§ Written exercise:
Pick out each line in these entries that contains the string "caption".

(Items from a dataset)
----------

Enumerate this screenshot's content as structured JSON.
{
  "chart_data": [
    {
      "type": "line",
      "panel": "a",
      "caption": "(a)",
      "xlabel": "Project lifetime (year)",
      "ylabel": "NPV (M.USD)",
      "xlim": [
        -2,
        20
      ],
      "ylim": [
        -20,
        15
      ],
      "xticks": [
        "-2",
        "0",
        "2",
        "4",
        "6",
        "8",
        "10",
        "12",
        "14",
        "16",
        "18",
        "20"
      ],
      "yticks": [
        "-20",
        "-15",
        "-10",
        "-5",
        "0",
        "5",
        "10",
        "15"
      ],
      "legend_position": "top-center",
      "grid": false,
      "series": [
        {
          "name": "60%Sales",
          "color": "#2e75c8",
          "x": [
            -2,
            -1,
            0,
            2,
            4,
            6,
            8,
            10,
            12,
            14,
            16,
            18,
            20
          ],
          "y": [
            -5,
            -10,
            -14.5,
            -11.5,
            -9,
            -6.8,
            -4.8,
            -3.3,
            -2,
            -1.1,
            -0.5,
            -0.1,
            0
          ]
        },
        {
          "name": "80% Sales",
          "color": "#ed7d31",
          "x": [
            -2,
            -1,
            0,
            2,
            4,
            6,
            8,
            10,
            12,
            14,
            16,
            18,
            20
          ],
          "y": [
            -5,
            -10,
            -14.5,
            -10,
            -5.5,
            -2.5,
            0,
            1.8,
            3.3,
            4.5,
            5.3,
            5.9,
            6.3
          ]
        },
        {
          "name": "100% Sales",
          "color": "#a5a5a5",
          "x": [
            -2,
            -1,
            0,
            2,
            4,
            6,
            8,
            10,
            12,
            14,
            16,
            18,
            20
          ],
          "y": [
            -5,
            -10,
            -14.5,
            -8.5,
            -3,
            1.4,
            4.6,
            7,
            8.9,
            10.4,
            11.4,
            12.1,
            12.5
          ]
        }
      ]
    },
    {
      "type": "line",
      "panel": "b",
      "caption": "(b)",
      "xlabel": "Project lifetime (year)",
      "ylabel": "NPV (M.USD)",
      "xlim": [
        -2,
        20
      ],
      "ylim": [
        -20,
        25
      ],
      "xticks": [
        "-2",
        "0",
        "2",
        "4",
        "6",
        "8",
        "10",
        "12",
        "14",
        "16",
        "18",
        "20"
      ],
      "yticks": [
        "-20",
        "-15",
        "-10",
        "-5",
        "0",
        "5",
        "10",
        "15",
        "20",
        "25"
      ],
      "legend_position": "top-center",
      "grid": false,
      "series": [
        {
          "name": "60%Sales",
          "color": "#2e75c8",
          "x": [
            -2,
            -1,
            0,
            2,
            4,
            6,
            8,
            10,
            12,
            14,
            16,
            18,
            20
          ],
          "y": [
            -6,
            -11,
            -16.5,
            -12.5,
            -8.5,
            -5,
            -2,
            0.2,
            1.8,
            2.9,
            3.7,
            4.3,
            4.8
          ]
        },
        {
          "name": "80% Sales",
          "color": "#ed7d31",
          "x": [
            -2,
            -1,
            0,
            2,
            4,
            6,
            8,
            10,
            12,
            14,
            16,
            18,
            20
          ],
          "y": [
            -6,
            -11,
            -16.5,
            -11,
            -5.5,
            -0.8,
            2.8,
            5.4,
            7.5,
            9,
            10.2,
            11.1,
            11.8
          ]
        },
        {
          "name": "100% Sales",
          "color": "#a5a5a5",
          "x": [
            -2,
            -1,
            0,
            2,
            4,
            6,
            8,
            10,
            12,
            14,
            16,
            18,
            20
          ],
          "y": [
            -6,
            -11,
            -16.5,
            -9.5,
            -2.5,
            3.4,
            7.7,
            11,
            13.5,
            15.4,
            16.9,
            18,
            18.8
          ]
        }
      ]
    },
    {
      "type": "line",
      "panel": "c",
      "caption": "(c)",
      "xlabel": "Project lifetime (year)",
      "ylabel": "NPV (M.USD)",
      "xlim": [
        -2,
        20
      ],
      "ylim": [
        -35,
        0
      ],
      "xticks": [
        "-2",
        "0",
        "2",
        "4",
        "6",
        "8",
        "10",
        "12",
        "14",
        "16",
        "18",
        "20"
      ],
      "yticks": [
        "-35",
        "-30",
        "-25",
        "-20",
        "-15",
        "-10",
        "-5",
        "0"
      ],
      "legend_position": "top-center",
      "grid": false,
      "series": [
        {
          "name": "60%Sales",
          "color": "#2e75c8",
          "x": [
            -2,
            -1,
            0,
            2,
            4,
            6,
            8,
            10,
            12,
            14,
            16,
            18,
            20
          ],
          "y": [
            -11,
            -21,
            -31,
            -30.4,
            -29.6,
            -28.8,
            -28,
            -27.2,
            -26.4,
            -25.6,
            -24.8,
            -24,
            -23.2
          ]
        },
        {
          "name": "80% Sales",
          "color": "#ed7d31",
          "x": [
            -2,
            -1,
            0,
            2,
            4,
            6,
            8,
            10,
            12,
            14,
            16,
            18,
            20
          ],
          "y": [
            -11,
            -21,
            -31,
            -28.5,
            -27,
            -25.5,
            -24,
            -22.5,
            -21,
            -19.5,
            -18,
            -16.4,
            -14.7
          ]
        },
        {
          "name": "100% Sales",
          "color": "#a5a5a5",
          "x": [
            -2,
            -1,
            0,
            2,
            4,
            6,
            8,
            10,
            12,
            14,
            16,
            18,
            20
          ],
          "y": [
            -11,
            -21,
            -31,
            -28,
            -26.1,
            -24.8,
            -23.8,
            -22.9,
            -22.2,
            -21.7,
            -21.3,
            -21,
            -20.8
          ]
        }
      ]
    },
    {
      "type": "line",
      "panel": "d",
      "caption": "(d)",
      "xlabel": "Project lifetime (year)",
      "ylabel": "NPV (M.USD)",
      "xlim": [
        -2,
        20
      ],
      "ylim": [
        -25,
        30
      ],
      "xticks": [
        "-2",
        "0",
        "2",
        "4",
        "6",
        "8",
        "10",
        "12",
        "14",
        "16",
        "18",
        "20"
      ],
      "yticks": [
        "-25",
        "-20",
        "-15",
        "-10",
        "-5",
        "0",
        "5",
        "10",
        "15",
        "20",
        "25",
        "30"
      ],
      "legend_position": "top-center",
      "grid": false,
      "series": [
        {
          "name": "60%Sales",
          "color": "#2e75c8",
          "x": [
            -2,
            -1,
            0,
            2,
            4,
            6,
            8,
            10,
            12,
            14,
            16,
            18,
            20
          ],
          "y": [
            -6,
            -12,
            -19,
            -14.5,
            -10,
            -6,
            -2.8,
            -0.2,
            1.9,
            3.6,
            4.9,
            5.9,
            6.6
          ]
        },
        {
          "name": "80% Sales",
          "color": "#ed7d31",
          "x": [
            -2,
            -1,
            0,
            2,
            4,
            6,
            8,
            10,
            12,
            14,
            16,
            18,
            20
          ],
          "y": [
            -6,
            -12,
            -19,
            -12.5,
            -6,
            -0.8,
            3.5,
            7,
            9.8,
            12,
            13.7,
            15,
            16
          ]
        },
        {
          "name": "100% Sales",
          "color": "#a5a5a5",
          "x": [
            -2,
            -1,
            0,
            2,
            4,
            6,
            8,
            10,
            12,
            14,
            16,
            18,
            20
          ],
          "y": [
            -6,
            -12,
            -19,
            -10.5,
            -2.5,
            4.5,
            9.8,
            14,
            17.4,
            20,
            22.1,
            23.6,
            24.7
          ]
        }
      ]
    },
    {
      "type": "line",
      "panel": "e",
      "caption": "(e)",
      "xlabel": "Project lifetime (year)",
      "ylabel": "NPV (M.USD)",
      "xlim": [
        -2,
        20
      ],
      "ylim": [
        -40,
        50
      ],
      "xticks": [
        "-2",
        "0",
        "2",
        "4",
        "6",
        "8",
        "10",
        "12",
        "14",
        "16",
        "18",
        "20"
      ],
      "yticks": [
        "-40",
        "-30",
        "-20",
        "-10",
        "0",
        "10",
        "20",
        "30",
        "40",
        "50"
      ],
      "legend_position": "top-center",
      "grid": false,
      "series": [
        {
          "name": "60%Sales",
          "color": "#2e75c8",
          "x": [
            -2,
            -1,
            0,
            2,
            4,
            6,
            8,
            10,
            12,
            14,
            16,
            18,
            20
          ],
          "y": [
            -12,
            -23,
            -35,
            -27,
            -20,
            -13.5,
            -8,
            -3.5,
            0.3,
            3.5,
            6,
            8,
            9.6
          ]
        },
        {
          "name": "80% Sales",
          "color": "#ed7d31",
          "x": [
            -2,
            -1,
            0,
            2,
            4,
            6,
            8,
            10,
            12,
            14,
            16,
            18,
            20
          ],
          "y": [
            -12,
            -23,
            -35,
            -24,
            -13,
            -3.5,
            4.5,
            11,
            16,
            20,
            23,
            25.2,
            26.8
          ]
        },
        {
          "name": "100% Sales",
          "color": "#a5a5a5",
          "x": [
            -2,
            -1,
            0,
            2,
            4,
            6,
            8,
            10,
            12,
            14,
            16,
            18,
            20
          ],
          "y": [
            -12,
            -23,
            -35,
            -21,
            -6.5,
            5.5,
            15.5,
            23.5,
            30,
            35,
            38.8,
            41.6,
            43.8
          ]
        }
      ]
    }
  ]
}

----------

§ Answer below:
      "caption": "(a)",
      "caption": "(b)",
      "caption": "(c)",
      "caption": "(d)",
      "caption": "(e)",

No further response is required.